Start Working data

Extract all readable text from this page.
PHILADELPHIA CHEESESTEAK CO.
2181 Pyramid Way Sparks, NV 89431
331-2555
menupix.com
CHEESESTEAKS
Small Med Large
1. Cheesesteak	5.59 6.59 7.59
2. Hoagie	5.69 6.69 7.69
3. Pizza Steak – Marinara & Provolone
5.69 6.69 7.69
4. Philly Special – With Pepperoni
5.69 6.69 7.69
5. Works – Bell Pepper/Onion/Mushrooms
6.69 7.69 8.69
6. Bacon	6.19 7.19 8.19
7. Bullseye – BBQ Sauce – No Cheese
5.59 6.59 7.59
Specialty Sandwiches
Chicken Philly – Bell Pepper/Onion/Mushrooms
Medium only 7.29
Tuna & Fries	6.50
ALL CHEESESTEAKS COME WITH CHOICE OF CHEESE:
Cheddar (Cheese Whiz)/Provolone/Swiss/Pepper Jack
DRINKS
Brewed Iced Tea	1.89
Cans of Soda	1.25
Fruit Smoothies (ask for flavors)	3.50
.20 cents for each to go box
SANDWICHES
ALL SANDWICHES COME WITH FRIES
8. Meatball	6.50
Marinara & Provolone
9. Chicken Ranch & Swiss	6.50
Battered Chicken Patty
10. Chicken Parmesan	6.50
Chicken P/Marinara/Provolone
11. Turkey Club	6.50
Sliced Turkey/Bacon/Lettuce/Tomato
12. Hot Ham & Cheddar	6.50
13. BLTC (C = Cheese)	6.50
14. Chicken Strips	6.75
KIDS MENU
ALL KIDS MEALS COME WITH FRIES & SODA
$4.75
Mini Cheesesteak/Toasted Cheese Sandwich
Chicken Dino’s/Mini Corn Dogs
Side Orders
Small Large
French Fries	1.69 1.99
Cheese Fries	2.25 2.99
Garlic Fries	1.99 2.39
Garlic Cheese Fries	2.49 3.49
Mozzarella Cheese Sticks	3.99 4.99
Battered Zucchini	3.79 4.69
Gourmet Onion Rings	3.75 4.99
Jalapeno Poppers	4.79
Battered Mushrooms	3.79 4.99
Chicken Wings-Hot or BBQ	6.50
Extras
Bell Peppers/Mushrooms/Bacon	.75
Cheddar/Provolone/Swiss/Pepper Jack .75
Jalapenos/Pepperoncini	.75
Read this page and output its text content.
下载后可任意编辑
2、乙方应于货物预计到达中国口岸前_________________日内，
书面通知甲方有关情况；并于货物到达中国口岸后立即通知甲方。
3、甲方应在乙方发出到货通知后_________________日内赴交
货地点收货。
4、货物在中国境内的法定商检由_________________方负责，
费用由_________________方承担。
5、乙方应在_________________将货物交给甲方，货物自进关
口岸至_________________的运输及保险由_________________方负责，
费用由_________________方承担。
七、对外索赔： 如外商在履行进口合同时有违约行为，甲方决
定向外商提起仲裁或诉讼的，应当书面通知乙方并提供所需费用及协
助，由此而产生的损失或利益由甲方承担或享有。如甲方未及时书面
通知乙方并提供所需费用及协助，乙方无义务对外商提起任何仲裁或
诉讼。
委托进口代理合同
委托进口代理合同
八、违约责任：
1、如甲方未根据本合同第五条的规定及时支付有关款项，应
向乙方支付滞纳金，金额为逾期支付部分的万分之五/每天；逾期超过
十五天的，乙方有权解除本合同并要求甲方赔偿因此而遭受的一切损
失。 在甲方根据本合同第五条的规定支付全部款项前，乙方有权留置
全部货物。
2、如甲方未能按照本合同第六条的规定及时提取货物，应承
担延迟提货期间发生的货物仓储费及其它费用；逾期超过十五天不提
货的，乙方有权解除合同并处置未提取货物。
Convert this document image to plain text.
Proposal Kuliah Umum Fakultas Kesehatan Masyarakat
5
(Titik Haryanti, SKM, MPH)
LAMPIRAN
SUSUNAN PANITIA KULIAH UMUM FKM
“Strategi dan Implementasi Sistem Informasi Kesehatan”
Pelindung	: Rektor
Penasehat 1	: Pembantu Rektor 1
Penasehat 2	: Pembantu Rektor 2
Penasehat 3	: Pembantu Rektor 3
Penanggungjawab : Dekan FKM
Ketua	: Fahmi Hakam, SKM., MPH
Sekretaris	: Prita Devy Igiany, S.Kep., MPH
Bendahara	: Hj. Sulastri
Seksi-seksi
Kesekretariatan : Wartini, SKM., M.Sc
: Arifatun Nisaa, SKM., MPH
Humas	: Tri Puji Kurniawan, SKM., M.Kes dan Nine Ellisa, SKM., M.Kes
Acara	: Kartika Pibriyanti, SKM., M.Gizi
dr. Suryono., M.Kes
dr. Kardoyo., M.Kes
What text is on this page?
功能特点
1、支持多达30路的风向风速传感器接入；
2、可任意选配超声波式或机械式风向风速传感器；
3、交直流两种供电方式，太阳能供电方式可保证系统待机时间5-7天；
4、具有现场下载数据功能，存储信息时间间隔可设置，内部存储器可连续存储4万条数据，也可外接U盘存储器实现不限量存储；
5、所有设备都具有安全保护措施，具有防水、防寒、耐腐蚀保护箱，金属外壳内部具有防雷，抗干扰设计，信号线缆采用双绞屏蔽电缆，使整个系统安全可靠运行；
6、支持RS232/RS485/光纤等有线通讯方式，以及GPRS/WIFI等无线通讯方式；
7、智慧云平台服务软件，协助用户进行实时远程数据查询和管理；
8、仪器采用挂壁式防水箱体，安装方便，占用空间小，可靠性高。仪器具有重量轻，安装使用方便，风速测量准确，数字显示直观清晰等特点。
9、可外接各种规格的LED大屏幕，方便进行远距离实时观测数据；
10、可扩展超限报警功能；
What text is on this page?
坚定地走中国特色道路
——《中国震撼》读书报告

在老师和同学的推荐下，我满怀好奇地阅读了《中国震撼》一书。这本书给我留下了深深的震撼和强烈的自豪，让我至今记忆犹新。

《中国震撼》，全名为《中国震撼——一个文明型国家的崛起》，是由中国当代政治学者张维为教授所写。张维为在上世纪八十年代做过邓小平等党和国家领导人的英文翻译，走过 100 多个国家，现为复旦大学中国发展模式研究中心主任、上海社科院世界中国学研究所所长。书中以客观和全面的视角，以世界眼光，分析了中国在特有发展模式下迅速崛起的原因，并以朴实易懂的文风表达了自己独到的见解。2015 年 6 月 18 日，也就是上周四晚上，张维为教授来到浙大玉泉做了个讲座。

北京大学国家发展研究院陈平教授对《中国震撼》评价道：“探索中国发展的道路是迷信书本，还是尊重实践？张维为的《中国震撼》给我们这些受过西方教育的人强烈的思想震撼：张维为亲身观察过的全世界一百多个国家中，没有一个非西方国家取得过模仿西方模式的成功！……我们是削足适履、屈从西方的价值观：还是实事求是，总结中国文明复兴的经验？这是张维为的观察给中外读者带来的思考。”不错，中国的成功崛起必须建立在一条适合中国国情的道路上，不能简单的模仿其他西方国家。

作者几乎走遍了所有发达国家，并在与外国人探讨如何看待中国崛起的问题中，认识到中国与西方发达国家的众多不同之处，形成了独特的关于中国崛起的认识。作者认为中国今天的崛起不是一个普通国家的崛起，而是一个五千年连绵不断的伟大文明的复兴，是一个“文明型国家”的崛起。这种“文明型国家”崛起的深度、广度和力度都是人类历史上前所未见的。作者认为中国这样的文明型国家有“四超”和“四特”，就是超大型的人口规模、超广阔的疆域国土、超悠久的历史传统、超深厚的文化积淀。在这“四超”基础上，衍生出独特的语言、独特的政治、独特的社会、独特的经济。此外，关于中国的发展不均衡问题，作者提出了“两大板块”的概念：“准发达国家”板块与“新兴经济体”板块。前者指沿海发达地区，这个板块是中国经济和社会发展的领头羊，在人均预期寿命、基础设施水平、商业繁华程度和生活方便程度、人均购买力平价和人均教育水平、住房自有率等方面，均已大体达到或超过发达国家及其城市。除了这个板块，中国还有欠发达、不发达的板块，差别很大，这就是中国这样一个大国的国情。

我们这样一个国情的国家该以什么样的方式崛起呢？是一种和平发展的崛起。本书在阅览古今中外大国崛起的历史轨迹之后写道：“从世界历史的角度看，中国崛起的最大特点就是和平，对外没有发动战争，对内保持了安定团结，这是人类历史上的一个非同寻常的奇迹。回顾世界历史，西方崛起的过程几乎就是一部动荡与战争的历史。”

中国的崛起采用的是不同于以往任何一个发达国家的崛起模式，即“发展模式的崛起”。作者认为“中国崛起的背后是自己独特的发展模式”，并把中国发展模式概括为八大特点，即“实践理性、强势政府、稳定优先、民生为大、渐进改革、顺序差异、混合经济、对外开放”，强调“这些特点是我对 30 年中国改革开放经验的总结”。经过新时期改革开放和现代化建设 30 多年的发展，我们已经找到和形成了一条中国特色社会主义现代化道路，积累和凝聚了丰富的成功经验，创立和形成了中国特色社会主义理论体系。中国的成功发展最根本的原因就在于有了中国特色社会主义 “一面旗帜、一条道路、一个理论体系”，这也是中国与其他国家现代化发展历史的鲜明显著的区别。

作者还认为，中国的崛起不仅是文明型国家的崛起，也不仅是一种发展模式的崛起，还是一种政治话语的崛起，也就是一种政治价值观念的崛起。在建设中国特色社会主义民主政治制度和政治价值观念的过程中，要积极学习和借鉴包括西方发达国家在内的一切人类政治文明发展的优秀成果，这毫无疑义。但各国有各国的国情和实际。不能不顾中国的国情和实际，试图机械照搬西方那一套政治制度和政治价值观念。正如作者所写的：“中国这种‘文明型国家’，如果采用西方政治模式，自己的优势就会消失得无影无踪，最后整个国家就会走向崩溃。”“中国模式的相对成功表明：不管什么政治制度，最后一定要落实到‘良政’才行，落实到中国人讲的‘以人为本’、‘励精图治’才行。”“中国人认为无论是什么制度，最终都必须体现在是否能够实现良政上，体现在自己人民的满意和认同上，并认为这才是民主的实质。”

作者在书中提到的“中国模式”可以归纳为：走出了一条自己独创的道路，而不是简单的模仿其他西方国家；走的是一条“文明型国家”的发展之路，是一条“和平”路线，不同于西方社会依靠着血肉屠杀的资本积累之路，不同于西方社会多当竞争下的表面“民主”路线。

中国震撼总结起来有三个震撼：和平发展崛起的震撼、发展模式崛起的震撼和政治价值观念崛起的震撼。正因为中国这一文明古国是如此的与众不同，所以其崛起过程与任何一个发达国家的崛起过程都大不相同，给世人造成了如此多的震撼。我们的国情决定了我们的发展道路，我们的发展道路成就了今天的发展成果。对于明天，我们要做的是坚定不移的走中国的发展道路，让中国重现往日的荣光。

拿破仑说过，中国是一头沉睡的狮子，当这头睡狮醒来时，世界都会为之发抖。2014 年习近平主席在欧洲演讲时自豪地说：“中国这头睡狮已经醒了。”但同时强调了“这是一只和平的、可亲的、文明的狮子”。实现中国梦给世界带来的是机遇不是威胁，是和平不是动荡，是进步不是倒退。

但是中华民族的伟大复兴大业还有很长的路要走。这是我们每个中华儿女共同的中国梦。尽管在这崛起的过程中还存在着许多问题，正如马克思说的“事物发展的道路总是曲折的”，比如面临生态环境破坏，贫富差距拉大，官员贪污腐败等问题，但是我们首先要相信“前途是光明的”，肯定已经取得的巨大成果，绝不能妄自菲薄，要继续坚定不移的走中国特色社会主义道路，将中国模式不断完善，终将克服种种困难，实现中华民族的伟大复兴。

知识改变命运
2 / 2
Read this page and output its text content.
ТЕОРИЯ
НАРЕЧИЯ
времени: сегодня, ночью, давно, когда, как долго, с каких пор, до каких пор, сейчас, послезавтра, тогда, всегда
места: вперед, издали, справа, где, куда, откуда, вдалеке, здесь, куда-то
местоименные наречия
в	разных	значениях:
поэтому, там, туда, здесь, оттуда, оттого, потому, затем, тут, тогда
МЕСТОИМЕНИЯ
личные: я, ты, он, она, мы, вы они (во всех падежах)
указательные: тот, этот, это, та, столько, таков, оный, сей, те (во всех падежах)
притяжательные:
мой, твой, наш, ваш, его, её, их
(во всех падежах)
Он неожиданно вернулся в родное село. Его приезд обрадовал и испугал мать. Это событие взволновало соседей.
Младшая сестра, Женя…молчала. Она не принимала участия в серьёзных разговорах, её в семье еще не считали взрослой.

End Working data

— Problem to work on —
Look through the material above. Copy each line where the word "Philly" appears.

— Completed exercise —
4. Philly Special – With Pepperoni
Chicken Philly – Bell Pepper/Onion/Mushrooms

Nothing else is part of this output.